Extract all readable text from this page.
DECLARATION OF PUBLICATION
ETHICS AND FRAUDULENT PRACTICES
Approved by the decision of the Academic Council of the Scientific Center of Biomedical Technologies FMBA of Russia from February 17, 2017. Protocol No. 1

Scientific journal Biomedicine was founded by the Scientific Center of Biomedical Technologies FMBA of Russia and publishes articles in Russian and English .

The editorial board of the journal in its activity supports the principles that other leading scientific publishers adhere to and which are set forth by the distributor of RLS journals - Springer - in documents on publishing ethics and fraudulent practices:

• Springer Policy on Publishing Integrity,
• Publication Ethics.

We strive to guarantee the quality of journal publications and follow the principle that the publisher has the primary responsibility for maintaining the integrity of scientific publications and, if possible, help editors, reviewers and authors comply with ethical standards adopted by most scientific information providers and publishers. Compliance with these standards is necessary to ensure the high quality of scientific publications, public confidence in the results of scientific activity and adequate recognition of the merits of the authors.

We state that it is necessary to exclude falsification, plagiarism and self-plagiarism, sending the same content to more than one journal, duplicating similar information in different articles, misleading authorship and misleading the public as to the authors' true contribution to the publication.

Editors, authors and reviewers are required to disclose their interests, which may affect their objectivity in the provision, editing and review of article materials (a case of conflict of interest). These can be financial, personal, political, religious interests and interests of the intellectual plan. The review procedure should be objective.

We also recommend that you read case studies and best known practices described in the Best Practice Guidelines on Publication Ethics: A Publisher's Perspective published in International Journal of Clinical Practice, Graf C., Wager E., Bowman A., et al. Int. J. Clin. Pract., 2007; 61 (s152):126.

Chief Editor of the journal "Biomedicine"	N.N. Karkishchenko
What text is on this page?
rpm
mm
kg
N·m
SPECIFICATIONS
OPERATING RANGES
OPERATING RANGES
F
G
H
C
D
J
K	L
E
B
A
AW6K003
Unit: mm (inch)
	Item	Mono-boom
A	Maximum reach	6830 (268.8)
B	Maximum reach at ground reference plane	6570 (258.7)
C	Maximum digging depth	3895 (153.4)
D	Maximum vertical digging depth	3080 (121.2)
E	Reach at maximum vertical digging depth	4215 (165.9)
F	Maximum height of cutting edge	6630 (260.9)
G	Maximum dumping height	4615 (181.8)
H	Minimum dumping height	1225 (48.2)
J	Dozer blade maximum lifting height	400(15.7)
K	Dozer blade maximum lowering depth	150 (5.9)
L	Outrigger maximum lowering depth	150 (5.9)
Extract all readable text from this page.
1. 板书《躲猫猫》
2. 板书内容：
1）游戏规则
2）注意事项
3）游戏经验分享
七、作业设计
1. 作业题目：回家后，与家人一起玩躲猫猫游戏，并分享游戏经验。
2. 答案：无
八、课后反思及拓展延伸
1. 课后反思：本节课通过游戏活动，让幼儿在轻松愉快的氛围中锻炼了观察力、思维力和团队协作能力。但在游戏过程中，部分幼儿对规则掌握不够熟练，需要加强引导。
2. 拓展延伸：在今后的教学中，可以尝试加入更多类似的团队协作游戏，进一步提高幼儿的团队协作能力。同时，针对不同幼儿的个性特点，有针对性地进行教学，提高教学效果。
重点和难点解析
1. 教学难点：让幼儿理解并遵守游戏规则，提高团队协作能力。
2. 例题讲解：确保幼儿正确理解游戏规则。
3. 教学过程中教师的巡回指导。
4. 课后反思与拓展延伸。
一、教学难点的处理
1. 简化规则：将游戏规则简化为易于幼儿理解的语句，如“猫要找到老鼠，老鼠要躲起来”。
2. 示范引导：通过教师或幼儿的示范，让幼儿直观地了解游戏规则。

=== Goal ===
All of the data needs to be printed once more, exactly.

=== Final result ===
Extract all readable text from this page.
DECLARATION OF PUBLICATION
ETHICS AND FRAUDULENT PRACTICES
Approved by the decision of the Academic Council of the Scientific Center of Biomedical Technologies FMBA of Russia from February 17, 2017. Protocol No. 1

Scientific journal Biomedicine was founded by the Scientific Center of Biomedical Technologies FMBA of Russia and publishes articles in Russian and English .

The editorial board of the journal in its activity supports the principles that other leading scientific publishers adhere to and which are set forth by the distributor of RLS journals - Springer - in documents on publishing ethics and fraudulent practices:

• Springer Policy on Publishing Integrity,
• Publication Ethics.

We strive to guarantee the quality of journal publications and follow the principle that the publisher has the primary responsibility for maintaining the integrity of scientific publications and, if possible, help editors, reviewers and authors comply with ethical standards adopted by most scientific information providers and publishers. Compliance with these standards is necessary to ensure the high quality of scientific publications, public confidence in the results of scientific activity and adequate recognition of the merits of the authors.

We state that it is necessary to exclude falsification, plagiarism and self-plagiarism, sending the same content to more than one journal, duplicating similar information in different articles, misleading authorship and misleading the public as to the authors' true contribution to the publication.

Editors, authors and reviewers are required to disclose their interests, which may affect their objectivity in the provision, editing and review of article materials (a case of conflict of interest). These can be financial, personal, political, religious interests and interests of the intellectual plan. The review procedure should be objective.

We also recommend that you read case studies and best known practices described in the Best Practice Guidelines on Publication Ethics: A Publisher's Perspective published in International Journal of Clinical Practice, Graf C., Wager E., Bowman A., et al. Int. J. Clin. Pract., 2007; 61 (s152):126.

Chief Editor of the journal "Biomedicine"	N.N. Karkishchenko
What text is on this page?
rpm
mm
kg
N·m
SPECIFICATIONS
OPERATING RANGES
OPERATING RANGES
F
G
H
C
D
J
K	L
E
B
A
AW6K003
Unit: mm (inch)
	Item	Mono-boom
A	Maximum reach	6830 (268.8)
B	Maximum reach at ground reference plane	6570 (258.7)
C	Maximum digging depth	3895 (153.4)
D	Maximum vertical digging depth	3080 (121.2)
E	Reach at maximum vertical digging depth	4215 (165.9)
F	Maximum height of cutting edge	6630 (260.9)
G	Maximum dumping height	4615 (181.8)
H	Minimum dumping height	1225 (48.2)
J	Dozer blade maximum lifting height	400(15.7)
K	Dozer blade maximum lowering depth	150 (5.9)
L	Outrigger maximum lowering depth	150 (5.9)
Extract all readable text from this page.
1. 板书《躲猫猫》
2. 板书内容：
1）游戏规则
2）注意事项
3）游戏经验分享
七、作业设计
1. 作业题目：回家后，与家人一起玩躲猫猫游戏，并分享游戏经验。
2. 答案：无
八、课后反思及拓展延伸
1. 课后反思：本节课通过游戏活动，让幼儿在轻松愉快的氛围中锻炼了观察力、思维力和团队协作能力。但在游戏过程中，部分幼儿对规则掌握不够熟练，需要加强引导。
2. 拓展延伸：在今后的教学中，可以尝试加入更多类似的团队协作游戏，进一步提高幼儿的团队协作能力。同时，针对不同幼儿的个性特点，有针对性地进行教学，提高教学效果。
重点和难点解析
1. 教学难点：让幼儿理解并遵守游戏规则，提高团队协作能力。
2. 例题讲解：确保幼儿正确理解游戏规则。
3. 教学过程中教师的巡回指导。
4. 课后反思与拓展延伸。
一、教学难点的处理
1. 简化规则：将游戏规则简化为易于幼儿理解的语句，如“猫要找到老鼠，老鼠要躲起来”。
2. 示范引导：通过教师或幼儿的示范，让幼儿直观地了解游戏规则。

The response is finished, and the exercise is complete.